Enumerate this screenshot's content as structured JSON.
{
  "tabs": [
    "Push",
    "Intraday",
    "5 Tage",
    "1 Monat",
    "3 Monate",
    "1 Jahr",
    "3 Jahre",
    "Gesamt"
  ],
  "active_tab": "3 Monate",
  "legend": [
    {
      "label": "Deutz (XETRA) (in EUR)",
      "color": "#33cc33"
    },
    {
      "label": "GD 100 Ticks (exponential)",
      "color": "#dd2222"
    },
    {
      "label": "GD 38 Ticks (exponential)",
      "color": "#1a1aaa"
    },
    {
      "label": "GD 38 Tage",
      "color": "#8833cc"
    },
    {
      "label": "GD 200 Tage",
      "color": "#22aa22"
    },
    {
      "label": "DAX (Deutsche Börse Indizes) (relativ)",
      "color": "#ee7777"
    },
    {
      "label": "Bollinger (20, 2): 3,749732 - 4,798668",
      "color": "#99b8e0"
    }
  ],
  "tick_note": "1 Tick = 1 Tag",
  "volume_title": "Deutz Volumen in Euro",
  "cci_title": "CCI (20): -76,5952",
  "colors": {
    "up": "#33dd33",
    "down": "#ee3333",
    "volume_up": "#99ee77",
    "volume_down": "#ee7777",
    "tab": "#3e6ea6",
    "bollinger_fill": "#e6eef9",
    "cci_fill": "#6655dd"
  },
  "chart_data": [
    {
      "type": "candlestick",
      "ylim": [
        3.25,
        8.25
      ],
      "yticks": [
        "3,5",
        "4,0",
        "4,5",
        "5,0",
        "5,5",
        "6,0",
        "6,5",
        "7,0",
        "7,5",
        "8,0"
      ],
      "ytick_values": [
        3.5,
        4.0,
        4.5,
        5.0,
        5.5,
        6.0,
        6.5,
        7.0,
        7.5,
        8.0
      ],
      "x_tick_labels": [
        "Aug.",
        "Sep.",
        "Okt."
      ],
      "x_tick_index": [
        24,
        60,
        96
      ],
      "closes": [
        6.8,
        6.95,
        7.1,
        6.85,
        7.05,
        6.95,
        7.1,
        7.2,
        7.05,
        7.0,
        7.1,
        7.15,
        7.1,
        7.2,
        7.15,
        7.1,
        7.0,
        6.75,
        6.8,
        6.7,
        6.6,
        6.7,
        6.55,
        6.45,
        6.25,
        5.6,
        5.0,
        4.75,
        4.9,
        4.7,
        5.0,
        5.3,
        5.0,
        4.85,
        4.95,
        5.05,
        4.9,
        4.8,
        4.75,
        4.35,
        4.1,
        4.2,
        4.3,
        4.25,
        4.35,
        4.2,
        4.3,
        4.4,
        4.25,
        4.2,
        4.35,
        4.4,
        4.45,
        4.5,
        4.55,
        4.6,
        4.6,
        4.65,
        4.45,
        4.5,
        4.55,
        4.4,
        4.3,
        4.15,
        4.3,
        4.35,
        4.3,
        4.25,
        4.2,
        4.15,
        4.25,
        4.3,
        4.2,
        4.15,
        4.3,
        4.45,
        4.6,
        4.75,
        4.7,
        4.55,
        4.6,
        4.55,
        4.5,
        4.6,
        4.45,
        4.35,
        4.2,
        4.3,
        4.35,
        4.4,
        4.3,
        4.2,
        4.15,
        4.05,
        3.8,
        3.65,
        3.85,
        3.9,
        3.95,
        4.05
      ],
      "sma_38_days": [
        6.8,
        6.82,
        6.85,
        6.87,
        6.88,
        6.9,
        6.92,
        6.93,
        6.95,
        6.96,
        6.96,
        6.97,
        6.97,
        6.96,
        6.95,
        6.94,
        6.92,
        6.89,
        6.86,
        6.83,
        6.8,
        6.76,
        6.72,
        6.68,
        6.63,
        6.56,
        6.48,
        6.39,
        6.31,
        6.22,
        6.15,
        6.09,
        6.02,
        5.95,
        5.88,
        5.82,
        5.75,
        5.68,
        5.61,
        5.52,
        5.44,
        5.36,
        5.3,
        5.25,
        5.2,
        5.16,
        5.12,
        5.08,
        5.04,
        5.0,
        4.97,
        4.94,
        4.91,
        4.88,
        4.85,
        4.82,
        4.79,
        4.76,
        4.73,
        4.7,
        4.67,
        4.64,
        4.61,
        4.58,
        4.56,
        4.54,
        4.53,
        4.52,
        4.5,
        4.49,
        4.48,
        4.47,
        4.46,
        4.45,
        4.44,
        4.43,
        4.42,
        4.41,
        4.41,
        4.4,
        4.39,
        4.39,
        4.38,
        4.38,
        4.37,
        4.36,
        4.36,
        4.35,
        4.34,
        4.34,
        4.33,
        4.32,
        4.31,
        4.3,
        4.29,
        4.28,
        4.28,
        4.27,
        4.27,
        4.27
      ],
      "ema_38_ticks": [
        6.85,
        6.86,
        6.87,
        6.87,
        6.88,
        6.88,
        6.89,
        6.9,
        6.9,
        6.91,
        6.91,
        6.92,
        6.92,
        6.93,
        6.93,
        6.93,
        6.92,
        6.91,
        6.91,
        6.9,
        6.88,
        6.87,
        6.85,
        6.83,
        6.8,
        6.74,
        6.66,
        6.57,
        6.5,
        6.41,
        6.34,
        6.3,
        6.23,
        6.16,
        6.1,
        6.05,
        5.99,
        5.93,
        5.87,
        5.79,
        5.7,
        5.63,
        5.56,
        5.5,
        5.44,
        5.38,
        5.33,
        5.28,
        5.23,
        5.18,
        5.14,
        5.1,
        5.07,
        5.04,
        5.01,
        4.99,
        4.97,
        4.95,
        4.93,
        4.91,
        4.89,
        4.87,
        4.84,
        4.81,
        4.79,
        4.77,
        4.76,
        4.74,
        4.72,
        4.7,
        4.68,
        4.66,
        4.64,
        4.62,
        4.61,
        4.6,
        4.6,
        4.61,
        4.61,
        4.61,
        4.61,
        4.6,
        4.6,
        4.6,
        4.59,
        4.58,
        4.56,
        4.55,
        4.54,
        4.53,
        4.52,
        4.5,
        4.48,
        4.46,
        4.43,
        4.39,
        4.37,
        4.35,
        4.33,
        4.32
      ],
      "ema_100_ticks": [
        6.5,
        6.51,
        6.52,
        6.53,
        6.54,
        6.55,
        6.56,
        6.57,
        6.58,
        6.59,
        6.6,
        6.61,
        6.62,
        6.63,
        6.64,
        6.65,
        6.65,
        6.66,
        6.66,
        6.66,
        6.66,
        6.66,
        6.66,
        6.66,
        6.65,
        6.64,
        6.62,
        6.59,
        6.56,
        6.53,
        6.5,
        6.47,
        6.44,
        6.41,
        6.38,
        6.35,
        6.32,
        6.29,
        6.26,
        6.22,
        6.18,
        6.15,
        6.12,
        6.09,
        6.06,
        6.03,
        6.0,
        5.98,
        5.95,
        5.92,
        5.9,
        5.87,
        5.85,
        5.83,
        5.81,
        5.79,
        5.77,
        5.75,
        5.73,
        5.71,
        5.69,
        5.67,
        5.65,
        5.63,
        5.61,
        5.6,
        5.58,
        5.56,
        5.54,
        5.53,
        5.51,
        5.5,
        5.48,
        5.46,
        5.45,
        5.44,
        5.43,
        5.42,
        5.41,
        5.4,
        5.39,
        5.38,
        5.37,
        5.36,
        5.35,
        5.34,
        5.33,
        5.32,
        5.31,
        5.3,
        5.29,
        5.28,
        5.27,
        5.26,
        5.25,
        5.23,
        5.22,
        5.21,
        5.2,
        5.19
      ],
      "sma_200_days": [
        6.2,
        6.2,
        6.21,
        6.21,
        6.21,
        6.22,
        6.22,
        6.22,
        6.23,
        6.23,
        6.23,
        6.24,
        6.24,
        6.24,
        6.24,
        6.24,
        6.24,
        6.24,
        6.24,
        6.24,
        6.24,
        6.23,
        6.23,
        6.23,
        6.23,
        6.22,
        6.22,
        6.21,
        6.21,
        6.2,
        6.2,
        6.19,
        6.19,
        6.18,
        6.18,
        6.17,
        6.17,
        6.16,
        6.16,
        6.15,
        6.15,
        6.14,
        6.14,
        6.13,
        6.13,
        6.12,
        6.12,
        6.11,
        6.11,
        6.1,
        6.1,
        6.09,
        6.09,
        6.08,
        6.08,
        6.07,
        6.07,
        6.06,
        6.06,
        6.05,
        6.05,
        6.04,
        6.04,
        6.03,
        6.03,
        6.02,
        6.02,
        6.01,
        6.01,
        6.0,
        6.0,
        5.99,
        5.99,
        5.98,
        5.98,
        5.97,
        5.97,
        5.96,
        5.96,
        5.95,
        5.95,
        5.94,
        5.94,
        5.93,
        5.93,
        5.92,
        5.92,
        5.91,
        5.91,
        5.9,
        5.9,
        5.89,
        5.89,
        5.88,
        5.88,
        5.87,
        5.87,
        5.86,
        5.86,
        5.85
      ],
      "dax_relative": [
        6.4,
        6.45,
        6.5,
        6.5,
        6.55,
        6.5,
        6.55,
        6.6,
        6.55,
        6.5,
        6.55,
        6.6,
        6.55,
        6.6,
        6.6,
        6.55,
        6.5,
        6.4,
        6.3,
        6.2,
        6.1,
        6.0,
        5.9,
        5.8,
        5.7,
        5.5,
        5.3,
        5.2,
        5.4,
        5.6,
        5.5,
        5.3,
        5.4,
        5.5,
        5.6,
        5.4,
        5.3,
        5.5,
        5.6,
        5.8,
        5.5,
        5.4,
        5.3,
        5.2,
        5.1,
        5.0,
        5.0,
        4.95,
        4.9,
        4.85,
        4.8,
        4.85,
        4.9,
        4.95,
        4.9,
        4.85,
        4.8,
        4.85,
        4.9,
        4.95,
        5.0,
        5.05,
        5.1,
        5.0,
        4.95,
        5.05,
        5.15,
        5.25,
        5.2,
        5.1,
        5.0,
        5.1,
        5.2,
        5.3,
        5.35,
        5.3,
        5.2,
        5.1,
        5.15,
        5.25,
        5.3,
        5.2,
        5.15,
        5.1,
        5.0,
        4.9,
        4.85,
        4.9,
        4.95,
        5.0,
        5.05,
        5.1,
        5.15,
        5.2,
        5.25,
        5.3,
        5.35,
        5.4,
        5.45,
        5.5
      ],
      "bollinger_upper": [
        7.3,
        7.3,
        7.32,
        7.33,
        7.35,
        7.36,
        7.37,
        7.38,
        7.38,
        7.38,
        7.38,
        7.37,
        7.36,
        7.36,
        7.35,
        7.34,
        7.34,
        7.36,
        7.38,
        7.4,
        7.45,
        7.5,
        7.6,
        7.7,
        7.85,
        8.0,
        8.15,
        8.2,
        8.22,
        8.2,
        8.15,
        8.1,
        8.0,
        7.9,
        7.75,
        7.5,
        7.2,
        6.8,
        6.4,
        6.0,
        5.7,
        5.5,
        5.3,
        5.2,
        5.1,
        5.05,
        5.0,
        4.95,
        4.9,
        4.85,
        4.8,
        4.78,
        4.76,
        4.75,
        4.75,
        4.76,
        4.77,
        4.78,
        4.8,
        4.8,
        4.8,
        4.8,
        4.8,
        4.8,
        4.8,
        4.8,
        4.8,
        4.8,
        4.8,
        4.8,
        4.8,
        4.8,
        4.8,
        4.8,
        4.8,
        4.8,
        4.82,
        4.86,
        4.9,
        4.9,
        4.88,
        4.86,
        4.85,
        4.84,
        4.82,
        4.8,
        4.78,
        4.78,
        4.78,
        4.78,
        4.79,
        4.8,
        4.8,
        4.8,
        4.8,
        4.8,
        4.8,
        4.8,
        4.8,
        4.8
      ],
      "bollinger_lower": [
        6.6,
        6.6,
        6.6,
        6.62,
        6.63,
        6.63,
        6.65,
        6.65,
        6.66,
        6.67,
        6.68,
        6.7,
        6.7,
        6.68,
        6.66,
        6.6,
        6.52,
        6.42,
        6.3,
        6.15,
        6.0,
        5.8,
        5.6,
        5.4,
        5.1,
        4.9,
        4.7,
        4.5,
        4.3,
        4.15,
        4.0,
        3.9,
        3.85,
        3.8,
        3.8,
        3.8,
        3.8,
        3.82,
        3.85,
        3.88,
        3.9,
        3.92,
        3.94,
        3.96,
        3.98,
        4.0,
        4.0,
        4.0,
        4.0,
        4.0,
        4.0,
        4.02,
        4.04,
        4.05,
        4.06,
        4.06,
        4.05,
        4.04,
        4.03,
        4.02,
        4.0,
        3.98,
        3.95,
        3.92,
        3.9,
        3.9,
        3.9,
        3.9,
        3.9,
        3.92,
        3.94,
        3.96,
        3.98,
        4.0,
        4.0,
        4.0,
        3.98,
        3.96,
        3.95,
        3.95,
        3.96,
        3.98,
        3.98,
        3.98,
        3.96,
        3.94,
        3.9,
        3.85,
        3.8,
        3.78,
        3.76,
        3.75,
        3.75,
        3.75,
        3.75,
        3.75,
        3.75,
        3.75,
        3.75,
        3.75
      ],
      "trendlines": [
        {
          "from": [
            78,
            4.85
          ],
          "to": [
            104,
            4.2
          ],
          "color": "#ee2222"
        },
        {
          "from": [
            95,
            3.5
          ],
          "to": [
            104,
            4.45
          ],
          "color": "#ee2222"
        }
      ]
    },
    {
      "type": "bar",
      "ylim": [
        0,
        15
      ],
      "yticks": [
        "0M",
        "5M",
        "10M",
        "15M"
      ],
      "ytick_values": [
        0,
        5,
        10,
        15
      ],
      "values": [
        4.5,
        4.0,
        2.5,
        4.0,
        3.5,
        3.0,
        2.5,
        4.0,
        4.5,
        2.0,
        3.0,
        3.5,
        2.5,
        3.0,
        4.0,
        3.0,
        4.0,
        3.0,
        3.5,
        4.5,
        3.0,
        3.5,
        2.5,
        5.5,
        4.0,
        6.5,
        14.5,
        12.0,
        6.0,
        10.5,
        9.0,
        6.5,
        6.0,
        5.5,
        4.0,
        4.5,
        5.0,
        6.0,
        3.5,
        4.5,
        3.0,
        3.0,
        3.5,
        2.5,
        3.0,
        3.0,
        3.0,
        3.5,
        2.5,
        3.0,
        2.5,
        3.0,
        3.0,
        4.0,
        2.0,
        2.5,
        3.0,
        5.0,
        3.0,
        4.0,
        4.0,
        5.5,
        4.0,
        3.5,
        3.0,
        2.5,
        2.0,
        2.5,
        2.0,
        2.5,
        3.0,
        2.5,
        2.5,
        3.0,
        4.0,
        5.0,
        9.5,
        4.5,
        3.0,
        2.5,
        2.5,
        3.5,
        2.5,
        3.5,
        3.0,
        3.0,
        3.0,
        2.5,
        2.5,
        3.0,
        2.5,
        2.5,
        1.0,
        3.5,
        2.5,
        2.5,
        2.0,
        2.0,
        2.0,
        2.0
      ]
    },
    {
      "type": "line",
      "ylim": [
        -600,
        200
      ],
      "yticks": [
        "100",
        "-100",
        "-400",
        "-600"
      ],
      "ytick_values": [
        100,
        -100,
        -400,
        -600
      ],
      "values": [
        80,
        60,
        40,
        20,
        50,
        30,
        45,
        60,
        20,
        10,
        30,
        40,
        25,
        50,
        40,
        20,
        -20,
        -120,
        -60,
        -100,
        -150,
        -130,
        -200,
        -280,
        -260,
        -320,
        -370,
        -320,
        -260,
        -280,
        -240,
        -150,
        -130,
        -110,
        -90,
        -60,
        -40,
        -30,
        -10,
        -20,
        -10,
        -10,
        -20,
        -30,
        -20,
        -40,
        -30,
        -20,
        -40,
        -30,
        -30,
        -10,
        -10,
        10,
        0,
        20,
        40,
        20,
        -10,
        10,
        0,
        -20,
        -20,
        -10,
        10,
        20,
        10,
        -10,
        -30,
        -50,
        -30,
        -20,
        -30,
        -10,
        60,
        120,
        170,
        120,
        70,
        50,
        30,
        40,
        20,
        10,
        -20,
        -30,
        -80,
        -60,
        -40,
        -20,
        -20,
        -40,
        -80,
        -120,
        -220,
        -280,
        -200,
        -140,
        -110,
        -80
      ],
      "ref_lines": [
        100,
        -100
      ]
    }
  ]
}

● ● ● ● ●

* [STATED TASK] Check every line for "Deutz" and show the ones that have it.

* [RESULT OF THIS TASK]
      "label": "Deutz (XETRA) (in EUR)",
  "volume_title": "Deutz Volumen in Euro",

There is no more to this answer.